__Input rows__:
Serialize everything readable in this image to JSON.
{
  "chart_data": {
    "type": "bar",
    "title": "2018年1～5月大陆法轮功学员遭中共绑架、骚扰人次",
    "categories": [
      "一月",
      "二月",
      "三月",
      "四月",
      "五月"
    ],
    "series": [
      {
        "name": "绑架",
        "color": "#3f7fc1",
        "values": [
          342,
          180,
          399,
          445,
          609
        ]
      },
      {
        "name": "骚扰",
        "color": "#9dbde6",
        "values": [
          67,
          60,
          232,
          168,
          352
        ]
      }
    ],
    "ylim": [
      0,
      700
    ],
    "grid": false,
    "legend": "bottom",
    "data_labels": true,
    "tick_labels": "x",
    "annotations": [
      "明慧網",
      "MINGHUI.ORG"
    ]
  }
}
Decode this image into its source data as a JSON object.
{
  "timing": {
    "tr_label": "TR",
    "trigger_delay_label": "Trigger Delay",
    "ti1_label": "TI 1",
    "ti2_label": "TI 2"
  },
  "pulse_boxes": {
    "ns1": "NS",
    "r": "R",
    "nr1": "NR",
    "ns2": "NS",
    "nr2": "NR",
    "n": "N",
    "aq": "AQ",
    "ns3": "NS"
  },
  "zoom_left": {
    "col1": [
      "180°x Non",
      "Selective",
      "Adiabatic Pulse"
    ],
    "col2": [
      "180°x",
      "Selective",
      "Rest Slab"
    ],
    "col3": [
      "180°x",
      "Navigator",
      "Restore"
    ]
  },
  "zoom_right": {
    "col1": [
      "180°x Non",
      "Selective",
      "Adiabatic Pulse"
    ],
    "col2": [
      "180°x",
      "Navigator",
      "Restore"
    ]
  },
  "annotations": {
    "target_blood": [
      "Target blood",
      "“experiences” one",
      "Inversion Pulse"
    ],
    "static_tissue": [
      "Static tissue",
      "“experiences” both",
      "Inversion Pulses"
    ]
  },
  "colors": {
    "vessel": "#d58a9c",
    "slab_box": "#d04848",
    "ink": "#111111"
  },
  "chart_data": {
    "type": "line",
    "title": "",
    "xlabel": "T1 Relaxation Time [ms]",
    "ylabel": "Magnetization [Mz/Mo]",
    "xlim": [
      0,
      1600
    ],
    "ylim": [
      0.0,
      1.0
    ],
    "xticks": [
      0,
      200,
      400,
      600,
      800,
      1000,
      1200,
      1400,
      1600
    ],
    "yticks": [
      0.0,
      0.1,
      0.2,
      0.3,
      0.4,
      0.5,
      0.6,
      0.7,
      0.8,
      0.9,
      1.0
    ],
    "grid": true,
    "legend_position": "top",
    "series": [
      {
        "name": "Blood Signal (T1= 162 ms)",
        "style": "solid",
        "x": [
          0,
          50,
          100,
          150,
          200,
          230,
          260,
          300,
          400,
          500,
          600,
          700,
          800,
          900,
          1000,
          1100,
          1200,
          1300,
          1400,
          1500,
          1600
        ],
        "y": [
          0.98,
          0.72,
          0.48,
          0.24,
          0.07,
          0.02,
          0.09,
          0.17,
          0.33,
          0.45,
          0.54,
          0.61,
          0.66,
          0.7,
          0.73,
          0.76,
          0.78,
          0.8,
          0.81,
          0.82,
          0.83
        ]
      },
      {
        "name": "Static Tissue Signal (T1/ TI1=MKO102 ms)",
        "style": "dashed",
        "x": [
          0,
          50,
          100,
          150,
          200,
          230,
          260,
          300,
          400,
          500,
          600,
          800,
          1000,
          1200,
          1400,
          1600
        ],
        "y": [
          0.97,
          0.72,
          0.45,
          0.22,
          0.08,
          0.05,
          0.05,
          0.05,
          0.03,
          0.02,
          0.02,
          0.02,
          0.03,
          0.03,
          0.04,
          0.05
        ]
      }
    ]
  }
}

__Problem statement__: Copy out each record from above, exactly.

__Task result__:
Serialize everything readable in this image to JSON.
{
  "chart_data": {
    "type": "bar",
    "title": "2018年1～5月大陆法轮功学员遭中共绑架、骚扰人次",
    "categories": [
      "一月",
      "二月",
      "三月",
      "四月",
      "五月"
    ],
    "series": [
      {
        "name": "绑架",
        "color": "#3f7fc1",
        "values": [
          342,
          180,
          399,
          445,
          609
        ]
      },
      {
        "name": "骚扰",
        "color": "#9dbde6",
        "values": [
          67,
          60,
          232,
          168,
          352
        ]
      }
    ],
    "ylim": [
      0,
      700
    ],
    "grid": false,
    "legend": "bottom",
    "data_labels": true,
    "tick_labels": "x",
    "annotations": [
      "明慧網",
      "MINGHUI.ORG"
    ]
  }
}
Decode this image into its source data as a JSON object.
{
  "timing": {
    "tr_label": "TR",
    "trigger_delay_label": "Trigger Delay",
    "ti1_label": "TI 1",
    "ti2_label": "TI 2"
  },
  "pulse_boxes": {
    "ns1": "NS",
    "r": "R",
    "nr1": "NR",
    "ns2": "NS",
    "nr2": "NR",
    "n": "N",
    "aq": "AQ",
    "ns3": "NS"
  },
  "zoom_left": {
    "col1": [
      "180°x Non",
      "Selective",
      "Adiabatic Pulse"
    ],
    "col2": [
      "180°x",
      "Selective",
      "Rest Slab"
    ],
    "col3": [
      "180°x",
      "Navigator",
      "Restore"
    ]
  },
  "zoom_right": {
    "col1": [
      "180°x Non",
      "Selective",
      "Adiabatic Pulse"
    ],
    "col2": [
      "180°x",
      "Navigator",
      "Restore"
    ]
  },
  "annotations": {
    "target_blood": [
      "Target blood",
      "“experiences” one",
      "Inversion Pulse"
    ],
    "static_tissue": [
      "Static tissue",
      "“experiences” both",
      "Inversion Pulses"
    ]
  },
  "colors": {
    "vessel": "#d58a9c",
    "slab_box": "#d04848",
    "ink": "#111111"
  },
  "chart_data": {
    "type": "line",
    "title": "",
    "xlabel": "T1 Relaxation Time [ms]",
    "ylabel": "Magnetization [Mz/Mo]",
    "xlim": [
      0,
      1600
    ],
    "ylim": [
      0.0,
      1.0
    ],
    "xticks": [
      0,
      200,
      400,
      600,
      800,
      1000,
      1200,
      1400,
      1600
    ],
    "yticks": [
      0.0,
      0.1,
      0.2,
      0.3,
      0.4,
      0.5,
      0.6,
      0.7,
      0.8,
      0.9,
      1.0
    ],
    "grid": true,
    "legend_position": "top",
    "series": [
      {
        "name": "Blood Signal (T1= 162 ms)",
        "style": "solid",
        "x": [
          0,
          50,
          100,
          150,
          200,
          230,
          260,
          300,
          400,
          500,
          600,
          700,
          800,
          900,
          1000,
          1100,
          1200,
          1300,
          1400,
          1500,
          1600
        ],
        "y": [
          0.98,
          0.72,
          0.48,
          0.24,
          0.07,
          0.02,
          0.09,
          0.17,
          0.33,
          0.45,
          0.54,
          0.61,
          0.66,
          0.7,
          0.73,
          0.76,
          0.78,
          0.8,
          0.81,
          0.82,
          0.83
        ]
      },
      {
        "name": "Static Tissue Signal (T1/ TI1=MKO102 ms)",
        "style": "dashed",
        "x": [
          0,
          50,
          100,
          150,
          200,
          230,
          260,
          300,
          400,
          500,
          600,
          800,
          1000,
          1200,
          1400,
          1600
        ],
        "y": [
          0.97,
          0.72,
          0.45,
          0.22,
          0.08,
          0.05,
          0.05,
          0.05,
          0.03,
          0.02,
          0.02,
          0.02,
          0.03,
          0.03,
          0.04,
          0.05
        ]
      }
    ]
  }
}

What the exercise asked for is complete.